**YOUR TASK:** Below is a set of records; restate each one word for word.
BEGIN DATA FOR PROCESSING
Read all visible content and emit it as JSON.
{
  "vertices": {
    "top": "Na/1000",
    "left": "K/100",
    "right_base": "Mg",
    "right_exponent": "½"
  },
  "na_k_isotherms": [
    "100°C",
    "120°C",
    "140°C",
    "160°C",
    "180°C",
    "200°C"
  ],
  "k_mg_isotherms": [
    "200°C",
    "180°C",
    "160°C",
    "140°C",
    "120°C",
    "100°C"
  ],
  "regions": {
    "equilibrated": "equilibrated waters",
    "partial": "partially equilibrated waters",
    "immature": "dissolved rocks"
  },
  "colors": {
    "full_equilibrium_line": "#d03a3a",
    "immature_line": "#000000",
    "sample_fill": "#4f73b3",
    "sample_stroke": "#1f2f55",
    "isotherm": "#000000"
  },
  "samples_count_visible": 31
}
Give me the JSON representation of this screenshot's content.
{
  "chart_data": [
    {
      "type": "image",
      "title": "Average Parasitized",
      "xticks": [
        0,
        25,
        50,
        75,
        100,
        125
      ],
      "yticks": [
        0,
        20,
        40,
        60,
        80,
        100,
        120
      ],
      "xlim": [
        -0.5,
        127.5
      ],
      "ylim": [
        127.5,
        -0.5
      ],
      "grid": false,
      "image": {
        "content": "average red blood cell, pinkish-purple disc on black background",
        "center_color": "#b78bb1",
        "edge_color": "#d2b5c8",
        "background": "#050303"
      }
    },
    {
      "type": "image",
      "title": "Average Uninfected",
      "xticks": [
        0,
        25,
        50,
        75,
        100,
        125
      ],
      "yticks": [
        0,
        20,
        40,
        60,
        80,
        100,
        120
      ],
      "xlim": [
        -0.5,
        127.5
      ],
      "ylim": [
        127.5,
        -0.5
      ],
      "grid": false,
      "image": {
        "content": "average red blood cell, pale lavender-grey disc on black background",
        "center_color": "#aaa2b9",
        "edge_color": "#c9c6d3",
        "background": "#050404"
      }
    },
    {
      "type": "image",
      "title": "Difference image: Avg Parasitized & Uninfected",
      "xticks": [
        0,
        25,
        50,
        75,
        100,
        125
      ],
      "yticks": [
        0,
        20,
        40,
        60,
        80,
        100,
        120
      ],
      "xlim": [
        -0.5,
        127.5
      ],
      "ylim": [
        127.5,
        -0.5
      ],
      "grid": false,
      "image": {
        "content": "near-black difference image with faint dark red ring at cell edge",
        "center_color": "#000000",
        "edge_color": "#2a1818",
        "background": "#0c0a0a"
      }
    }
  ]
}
END DATA FOR PROCESSING
**SOLVED EXERCISE:**
Read all visible content and emit it as JSON.
{
  "vertices": {
    "top": "Na/1000",
    "left": "K/100",
    "right_base": "Mg",
    "right_exponent": "½"
  },
  "na_k_isotherms": [
    "100°C",
    "120°C",
    "140°C",
    "160°C",
    "180°C",
    "200°C"
  ],
  "k_mg_isotherms": [
    "200°C",
    "180°C",
    "160°C",
    "140°C",
    "120°C",
    "100°C"
  ],
  "regions": {
    "equilibrated": "equilibrated waters",
    "partial": "partially equilibrated waters",
    "immature": "dissolved rocks"
  },
  "colors": {
    "full_equilibrium_line": "#d03a3a",
    "immature_line": "#000000",
    "sample_fill": "#4f73b3",
    "sample_stroke": "#1f2f55",
    "isotherm": "#000000"
  },
  "samples_count_visible": 31
}
Give me the JSON representation of this screenshot's content.
{
  "chart_data": [
    {
      "type": "image",
      "title": "Average Parasitized",
      "xticks": [
        0,
        25,
        50,
        75,
        100,
        125
      ],
      "yticks": [
        0,
        20,
        40,
        60,
        80,
        100,
        120
      ],
      "xlim": [
        -0.5,
        127.5
      ],
      "ylim": [
        127.5,
        -0.5
      ],
      "grid": false,
      "image": {
        "content": "average red blood cell, pinkish-purple disc on black background",
        "center_color": "#b78bb1",
        "edge_color": "#d2b5c8",
        "background": "#050303"
      }
    },
    {
      "type": "image",
      "title": "Average Uninfected",
      "xticks": [
        0,
        25,
        50,
        75,
        100,
        125
      ],
      "yticks": [
        0,
        20,
        40,
        60,
        80,
        100,
        120
      ],
      "xlim": [
        -0.5,
        127.5
      ],
      "ylim": [
        127.5,
        -0.5
      ],
      "grid": false,
      "image": {
        "content": "average red blood cell, pale lavender-grey disc on black background",
        "center_color": "#aaa2b9",
        "edge_color": "#c9c6d3",
        "background": "#050404"
      }
    },
    {
      "type": "image",
      "title": "Difference image: Avg Parasitized & Uninfected",
      "xticks": [
        0,
        25,
        50,
        75,
        100,
        125
      ],
      "yticks": [
        0,
        20,
        40,
        60,
        80,
        100,
        120
      ],
      "xlim": [
        -0.5,
        127.5
      ],
      "ylim": [
        127.5,
        -0.5
      ],
      "grid": false,
      "image": {
        "content": "near-black difference image with faint dark red ring at cell edge",
        "center_color": "#000000",
        "edge_color": "#2a1818",
        "background": "#0c0a0a"
      }
    }
  ]
}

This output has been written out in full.